- [Given instruction]
Reproduce the listing below in full and without alteration, apart from its pictures.

====

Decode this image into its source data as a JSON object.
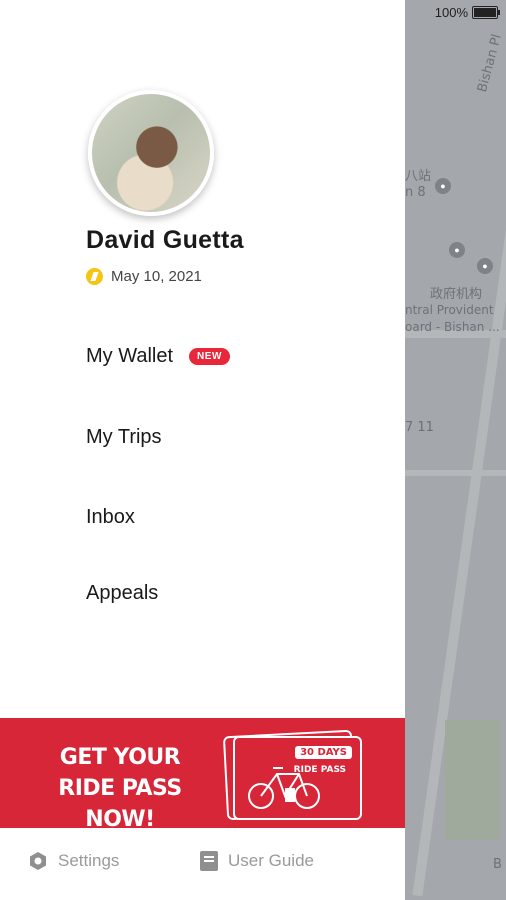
{
  "status_bar": {
    "battery": "100%"
  },
  "map": {
    "labels": [
      "Bishan Pl",
      "八站",
      "n 8",
      "政府机构",
      "ntral Provident",
      "oard - Bishan ...",
      "7 11",
      "B"
    ]
  },
  "profile": {
    "name": "David Guetta",
    "date": "May 10, 2021"
  },
  "menu": {
    "wallet": {
      "label": "My Wallet",
      "badge": "NEW"
    },
    "trips": "My Trips",
    "inbox": "Inbox",
    "appeals": "Appeals"
  },
  "banner": {
    "line1": "GET YOUR",
    "line2": "RIDE PASS NOW!",
    "card_title": "30 DAYS",
    "card_sub": "RIDE PASS"
  },
  "footer": {
    "settings": "Settings",
    "user_guide": "User Guide"
  },
  "colors": {
    "brand_red": "#d72638",
    "badge_red": "#e8273a",
    "date_icon": "#f4c514"
  },
  "icons": {
    "settings": "gear-icon",
    "user_guide": "book-icon",
    "date": "clock-icon"
  }
}
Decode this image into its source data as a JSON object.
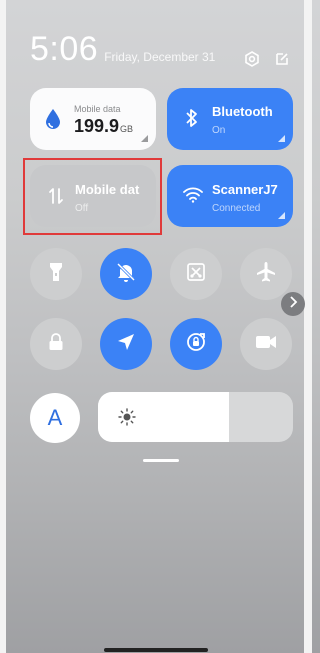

====

- [Solved problem]
Decode this image into its source data as a JSON object.
{
  "status_bar": {
    "battery": "100%"
  },
  "map": {
    "labels": [
      "Bishan Pl",
      "八站",
      "n 8",
      "政府机构",
      "ntral Provident",
      "oard - Bishan ...",
      "7 11",
      "B"
    ]
  },
  "profile": {
    "name": "David Guetta",
    "date": "May 10, 2021"
  },
  "menu": {
    "wallet": {
      "label": "My Wallet",
      "badge": "NEW"
    },
    "trips": "My Trips",
    "inbox": "Inbox",
    "appeals": "Appeals"
  },
  "banner": {
    "line1": "GET YOUR",
    "line2": "RIDE PASS NOW!",
    "card_title": "30 DAYS",
    "card_sub": "RIDE PASS"
  },
  "footer": {
    "settings": "Settings",
    "user_guide": "User Guide"
  },
  "colors": {
    "brand_red": "#d72638",
    "badge_red": "#e8273a",
    "date_icon": "#f4c514"
  },
  "icons": {
    "settings": "gear-icon",
    "user_guide": "book-icon",
    "date": "clock-icon"
  }
}
Decode this image into its source data as a JSON object.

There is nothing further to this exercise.